▼

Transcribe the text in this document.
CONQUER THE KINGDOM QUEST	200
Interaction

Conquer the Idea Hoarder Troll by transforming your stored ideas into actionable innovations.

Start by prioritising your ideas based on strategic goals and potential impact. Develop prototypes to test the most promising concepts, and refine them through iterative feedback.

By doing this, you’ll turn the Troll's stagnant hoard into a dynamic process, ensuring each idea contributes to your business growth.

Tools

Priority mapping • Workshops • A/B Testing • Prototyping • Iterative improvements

▲

# Requirements:
Can you restate every record above word for word?

# Response to the task:
Transcribe the text in this document.
CONQUER THE KINGDOM QUEST	200
Interaction

Conquer the Idea Hoarder Troll by transforming your stored ideas into actionable innovations.

Start by prioritising your ideas based on strategic goals and potential impact. Develop prototypes to test the most promising concepts, and refine them through iterative feedback.

By doing this, you’ll turn the Troll's stagnant hoard into a dynamic process, ensuring each idea contributes to your business growth.

Tools

Priority mapping • Workshops • A/B Testing • Prototyping • Iterative improvements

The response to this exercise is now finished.